● Data rows
----------------

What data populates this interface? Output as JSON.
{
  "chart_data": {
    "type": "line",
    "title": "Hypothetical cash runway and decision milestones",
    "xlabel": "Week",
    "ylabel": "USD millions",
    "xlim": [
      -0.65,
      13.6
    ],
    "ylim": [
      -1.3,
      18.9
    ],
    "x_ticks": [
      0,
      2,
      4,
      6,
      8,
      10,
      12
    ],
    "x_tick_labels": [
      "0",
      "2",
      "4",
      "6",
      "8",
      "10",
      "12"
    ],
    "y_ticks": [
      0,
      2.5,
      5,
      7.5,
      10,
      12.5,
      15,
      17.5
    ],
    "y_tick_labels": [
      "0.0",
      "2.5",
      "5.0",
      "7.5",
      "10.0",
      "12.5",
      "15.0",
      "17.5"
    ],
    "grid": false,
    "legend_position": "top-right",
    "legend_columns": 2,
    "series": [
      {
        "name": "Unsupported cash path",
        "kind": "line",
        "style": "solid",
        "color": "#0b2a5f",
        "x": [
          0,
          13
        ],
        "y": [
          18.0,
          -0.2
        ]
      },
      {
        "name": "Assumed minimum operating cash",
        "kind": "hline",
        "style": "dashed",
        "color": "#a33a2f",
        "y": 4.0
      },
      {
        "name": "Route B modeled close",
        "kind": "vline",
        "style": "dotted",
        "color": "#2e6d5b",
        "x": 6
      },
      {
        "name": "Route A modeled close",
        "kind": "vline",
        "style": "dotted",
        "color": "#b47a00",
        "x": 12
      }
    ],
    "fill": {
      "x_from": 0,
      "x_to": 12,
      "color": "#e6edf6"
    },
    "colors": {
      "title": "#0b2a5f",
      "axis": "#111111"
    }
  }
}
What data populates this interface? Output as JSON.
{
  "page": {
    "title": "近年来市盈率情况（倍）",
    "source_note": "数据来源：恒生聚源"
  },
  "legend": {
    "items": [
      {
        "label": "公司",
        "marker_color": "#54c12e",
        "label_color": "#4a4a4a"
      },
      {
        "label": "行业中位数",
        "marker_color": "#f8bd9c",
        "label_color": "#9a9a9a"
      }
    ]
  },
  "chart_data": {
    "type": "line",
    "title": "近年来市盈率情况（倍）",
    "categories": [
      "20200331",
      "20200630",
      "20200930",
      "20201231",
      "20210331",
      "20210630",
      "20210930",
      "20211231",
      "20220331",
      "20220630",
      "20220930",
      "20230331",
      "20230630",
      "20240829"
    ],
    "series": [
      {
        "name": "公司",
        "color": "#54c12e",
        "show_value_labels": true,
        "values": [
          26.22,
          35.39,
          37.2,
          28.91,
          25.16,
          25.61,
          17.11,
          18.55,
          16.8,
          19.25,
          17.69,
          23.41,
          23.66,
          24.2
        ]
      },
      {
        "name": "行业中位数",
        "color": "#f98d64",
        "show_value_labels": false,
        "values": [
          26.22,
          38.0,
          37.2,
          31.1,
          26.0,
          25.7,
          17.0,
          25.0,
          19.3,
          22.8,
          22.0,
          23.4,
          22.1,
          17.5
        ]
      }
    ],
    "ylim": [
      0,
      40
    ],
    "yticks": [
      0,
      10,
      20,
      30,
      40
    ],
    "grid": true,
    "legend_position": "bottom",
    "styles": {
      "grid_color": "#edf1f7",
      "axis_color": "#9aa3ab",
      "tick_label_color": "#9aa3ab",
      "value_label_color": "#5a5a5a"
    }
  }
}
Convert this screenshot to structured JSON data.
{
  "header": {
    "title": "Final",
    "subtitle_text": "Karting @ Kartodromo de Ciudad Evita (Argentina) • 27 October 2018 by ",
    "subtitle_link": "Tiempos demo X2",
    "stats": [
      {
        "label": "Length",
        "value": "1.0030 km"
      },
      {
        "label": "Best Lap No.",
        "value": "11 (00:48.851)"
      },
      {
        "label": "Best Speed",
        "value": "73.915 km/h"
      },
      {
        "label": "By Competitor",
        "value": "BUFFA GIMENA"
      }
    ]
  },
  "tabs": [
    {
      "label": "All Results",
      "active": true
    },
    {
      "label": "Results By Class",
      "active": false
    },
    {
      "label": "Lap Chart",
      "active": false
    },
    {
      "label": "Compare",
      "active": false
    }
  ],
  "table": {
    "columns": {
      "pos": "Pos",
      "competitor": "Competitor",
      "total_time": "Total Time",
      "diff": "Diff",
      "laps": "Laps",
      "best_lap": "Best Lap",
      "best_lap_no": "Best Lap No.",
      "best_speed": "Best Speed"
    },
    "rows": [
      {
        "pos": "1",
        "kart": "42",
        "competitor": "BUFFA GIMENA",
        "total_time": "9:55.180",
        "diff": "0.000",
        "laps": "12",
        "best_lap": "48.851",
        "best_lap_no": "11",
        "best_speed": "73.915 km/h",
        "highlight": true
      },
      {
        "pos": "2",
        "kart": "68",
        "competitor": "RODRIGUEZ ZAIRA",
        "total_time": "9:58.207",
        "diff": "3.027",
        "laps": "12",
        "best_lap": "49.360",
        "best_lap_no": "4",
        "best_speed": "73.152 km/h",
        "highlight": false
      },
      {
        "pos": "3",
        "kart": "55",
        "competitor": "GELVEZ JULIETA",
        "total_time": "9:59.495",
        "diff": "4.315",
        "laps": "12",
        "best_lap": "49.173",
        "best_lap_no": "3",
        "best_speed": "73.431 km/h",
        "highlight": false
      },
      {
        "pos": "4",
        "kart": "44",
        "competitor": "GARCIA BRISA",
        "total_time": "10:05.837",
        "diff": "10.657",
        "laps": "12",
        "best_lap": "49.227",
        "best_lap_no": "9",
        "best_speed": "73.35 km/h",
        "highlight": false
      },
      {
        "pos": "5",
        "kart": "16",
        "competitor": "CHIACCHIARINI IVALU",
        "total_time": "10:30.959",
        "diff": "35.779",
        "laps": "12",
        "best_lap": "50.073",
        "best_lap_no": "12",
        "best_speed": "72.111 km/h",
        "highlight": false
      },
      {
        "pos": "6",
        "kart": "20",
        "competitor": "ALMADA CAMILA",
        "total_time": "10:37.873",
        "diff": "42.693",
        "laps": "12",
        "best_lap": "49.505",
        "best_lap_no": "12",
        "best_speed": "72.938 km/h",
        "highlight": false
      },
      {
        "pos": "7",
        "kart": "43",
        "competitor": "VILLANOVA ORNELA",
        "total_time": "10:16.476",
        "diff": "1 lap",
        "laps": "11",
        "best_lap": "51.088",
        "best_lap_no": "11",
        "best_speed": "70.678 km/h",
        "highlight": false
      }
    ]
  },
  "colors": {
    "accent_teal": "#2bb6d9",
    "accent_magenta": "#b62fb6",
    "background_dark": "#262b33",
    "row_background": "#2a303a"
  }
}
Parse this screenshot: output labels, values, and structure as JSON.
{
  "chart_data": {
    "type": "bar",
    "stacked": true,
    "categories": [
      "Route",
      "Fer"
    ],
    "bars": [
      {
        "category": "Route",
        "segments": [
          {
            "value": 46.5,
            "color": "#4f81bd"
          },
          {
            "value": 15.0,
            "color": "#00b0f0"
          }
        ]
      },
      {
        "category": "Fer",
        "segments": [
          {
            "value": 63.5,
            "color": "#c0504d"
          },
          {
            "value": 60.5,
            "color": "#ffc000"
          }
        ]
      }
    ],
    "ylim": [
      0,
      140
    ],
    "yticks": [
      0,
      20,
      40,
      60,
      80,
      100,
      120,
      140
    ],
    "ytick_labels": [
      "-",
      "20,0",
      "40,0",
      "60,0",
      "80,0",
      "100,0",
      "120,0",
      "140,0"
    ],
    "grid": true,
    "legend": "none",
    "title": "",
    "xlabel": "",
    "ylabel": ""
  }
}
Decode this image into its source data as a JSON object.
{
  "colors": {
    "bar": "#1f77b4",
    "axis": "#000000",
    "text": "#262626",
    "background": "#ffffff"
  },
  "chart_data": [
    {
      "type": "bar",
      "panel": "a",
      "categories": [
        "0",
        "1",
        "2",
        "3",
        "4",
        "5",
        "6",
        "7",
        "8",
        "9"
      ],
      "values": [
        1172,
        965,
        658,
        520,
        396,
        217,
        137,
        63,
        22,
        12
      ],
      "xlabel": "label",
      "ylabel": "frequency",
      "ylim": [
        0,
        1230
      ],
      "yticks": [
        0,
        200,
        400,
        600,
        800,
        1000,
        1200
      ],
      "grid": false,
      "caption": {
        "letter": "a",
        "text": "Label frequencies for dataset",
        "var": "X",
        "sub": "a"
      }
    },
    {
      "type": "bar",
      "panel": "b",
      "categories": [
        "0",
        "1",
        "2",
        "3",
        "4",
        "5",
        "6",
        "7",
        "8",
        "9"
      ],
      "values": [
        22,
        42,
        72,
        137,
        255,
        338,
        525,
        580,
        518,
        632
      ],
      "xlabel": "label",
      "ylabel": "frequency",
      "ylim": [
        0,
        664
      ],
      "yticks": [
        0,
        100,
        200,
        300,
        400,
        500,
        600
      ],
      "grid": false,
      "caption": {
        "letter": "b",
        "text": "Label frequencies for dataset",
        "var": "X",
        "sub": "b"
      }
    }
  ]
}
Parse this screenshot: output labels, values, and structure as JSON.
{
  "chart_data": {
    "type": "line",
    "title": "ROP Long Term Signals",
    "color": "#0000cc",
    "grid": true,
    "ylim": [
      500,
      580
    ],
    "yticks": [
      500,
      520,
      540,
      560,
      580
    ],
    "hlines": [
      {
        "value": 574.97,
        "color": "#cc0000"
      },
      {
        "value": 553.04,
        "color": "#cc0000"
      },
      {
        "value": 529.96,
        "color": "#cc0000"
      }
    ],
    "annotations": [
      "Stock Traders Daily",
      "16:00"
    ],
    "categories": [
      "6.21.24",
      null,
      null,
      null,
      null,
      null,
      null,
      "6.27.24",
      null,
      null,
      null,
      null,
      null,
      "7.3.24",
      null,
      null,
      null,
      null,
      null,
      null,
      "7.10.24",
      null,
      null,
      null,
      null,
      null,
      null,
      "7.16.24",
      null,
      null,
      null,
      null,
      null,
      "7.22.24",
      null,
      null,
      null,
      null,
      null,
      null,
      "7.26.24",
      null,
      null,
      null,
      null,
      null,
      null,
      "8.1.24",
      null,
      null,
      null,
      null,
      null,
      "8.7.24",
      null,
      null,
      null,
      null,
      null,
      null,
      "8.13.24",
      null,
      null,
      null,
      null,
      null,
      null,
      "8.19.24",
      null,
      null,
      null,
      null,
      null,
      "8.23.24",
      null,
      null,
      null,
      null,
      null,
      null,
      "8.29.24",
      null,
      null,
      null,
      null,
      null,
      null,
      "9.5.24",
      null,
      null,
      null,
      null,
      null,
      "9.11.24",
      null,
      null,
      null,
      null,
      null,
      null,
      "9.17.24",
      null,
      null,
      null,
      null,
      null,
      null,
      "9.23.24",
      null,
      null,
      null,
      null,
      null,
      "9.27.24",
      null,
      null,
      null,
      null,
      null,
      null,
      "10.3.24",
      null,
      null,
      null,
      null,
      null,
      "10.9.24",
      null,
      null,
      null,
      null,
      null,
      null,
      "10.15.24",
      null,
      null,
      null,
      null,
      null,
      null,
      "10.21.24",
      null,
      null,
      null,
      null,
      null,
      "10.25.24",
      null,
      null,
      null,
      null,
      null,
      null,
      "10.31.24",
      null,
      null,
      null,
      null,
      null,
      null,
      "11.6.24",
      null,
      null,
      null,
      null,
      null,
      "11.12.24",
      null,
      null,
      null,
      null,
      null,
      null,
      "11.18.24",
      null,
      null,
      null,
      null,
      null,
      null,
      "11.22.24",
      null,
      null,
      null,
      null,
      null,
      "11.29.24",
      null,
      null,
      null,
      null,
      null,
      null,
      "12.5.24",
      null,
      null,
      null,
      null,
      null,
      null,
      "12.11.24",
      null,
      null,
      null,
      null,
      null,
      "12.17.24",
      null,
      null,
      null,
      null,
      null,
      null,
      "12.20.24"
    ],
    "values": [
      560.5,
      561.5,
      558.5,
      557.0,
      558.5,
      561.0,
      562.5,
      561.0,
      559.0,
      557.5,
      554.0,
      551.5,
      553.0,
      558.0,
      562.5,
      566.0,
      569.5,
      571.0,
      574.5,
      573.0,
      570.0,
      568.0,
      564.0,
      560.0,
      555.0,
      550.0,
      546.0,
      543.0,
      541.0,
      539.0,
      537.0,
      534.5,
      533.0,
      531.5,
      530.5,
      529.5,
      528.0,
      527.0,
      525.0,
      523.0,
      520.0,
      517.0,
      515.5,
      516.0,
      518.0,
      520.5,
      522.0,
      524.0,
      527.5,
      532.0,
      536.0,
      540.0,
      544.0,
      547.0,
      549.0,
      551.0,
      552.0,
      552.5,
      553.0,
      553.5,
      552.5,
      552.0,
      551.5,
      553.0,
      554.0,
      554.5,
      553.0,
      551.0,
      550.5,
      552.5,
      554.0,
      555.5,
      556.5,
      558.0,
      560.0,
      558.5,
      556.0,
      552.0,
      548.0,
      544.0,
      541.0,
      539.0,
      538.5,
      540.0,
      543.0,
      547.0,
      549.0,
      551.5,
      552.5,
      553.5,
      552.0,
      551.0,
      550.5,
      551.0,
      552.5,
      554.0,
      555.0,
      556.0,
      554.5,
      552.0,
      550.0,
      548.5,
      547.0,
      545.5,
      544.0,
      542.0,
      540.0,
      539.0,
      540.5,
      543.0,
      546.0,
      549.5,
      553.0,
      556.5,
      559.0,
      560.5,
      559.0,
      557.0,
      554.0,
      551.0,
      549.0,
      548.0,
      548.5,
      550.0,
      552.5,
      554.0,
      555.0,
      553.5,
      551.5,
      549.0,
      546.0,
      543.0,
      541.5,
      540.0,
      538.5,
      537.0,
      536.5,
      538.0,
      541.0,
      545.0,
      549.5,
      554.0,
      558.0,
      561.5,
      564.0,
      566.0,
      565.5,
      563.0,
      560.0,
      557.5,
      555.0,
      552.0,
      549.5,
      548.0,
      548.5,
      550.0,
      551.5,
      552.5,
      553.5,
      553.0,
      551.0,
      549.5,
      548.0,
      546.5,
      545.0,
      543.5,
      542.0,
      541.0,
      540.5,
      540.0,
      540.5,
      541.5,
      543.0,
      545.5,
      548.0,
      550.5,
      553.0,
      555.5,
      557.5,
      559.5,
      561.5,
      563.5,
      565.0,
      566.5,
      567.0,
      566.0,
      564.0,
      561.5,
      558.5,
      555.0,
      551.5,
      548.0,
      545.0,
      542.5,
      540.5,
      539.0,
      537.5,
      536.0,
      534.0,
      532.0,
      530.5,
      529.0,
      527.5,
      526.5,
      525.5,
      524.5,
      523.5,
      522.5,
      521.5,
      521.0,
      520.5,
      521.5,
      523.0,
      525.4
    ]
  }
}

----------------

● Problem details
Filter out every line that lacks the word "cash", and copy the rest.

● Task answer
    "title": "Hypothetical cash runway and decision milestones",
        "name": "Unsupported cash path",
        "name": "Assumed minimum operating cash",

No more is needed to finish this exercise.